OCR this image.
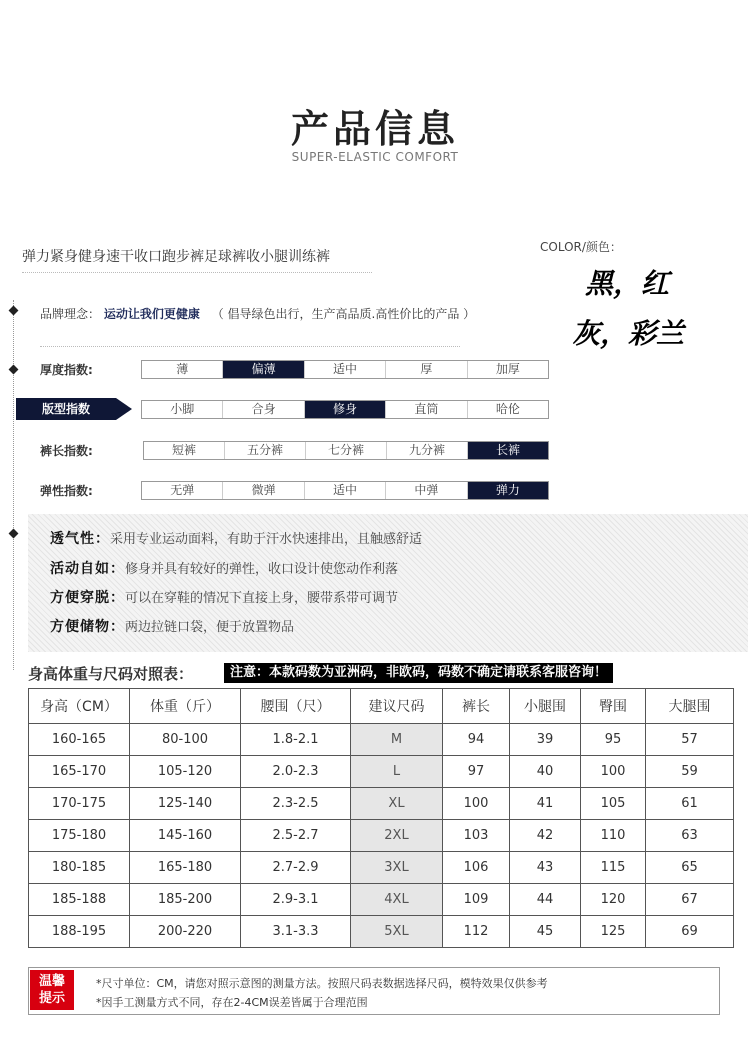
产品信息
SUPER-ELASTIC COMFORT
弹力紧身健身速干收口跑步裤足球裤收小腿训练裤
COLOR/颜色：
黑，红
灰，彩兰
品牌理念： 运动让我们更健康 （ 倡导绿色出行，生产高品质.高性价比的产品 ）
厚度指数:	薄	偏薄	适中	厚	加厚
版型指数	小脚	合身	修身	直筒	哈伦
裤长指数:	短裤	五分裤	七分裤	九分裤	长裤
弹性指数:	无弹	微弹	适中	中弹	弹力
透气性：采用专业运动面料，有助于汗水快速排出，且触感舒适
活动自如：修身并具有较好的弹性，收口设计使您动作利落
方便穿脱：可以在穿鞋的情况下直接上身，腰带系带可调节
方便储物：两边拉链口袋，便于放置物品
身高体重与尺码对照表：	注意：本款码数为亚洲码，非欧码，码数不确定请联系客服咨询！
身高（CM）	体重（斤）	腰围（尺）	建议尺码	裤长	小腿围	臀围	大腿围
160-165	80-100	1.8-2.1	M	94	39	95	57
165-170	105-120	2.0-2.3	L	97	40	100	59
170-175	125-140	2.3-2.5	XL	100	41	105	61
175-180	145-160	2.5-2.7	2XL	103	42	110	63
180-185	165-180	2.7-2.9	3XL	106	43	115	65
185-188	185-200	2.9-3.1	4XL	109	44	120	67
188-195	200-220	3.1-3.3	5XL	112	45	125	69
温馨
提示
*尺寸单位：CM，请您对照示意图的测量方法。按照尺码表数据选择尺码，模特效果仅供参考
*因手工测量方式不同，存在2-4CM误差皆属于合理范围
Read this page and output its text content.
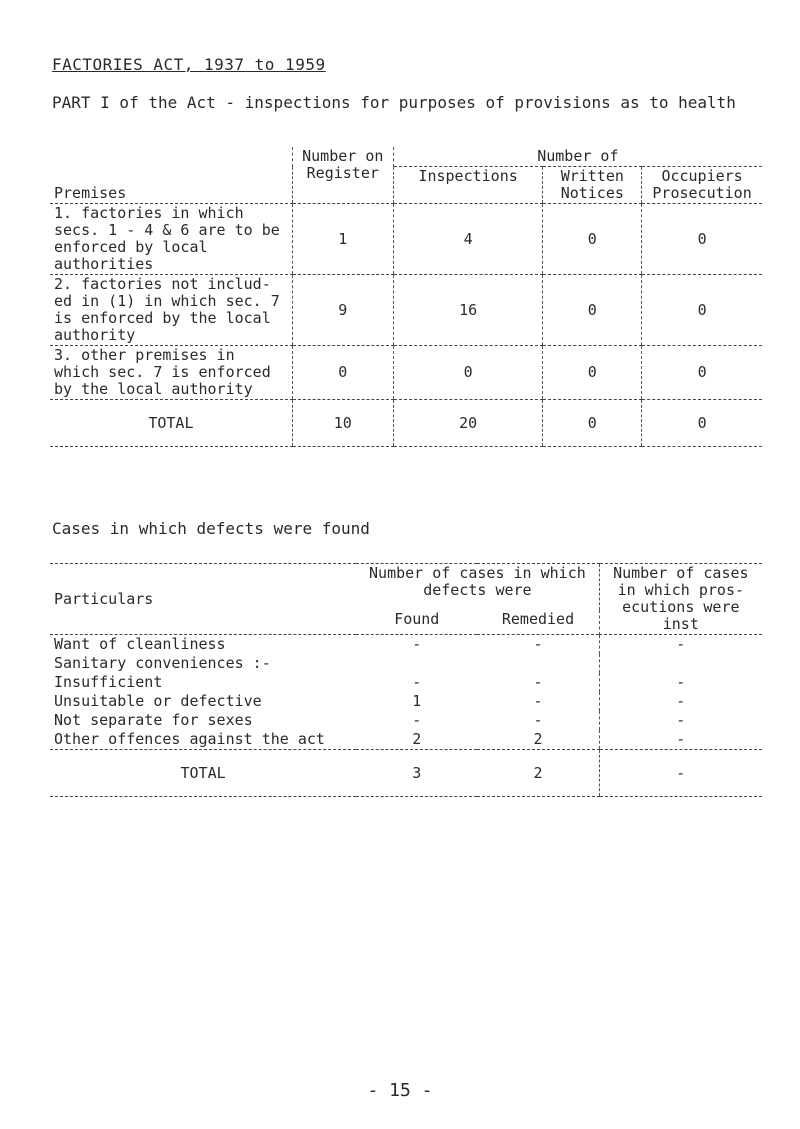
FACTORIES ACT, 1937 to 1959
PART I of the Act - inspections for purposes of provisions as to health
Premises	Number on Register	Number of		
		Inspections	Written Notices	Occupiers Prosecution
1. factories in which secs. 1 - 4 & 6 are to be enforced by local authorities	1	4	0	0
2. factories not includ- ed in (1) in which sec. 7 is enforced by the local authority	9	16	0	0
3. other premises in which sec. 7 is enforced by the local authority	0	0	0	0
TOTAL	10	20	0	0
Cases in which defects were found
Particulars	Number of cases in which defects were		Number of cases in which pros- ecutions were inst
	Found	Remedied	
Want of cleanliness	-	-	-
Sanitary conveniences :-			
Insufficient	-	-	-
Unsuitable or defective	1	-	-
Not separate for sexes	-	-	-
Other offences against the act	2	2	-
TOTAL	3	2	-
- 15 -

====================

Problem statement -
From the listing above, find the number of lines with the word "local" in them. Answer with the number only.

Expected output -
3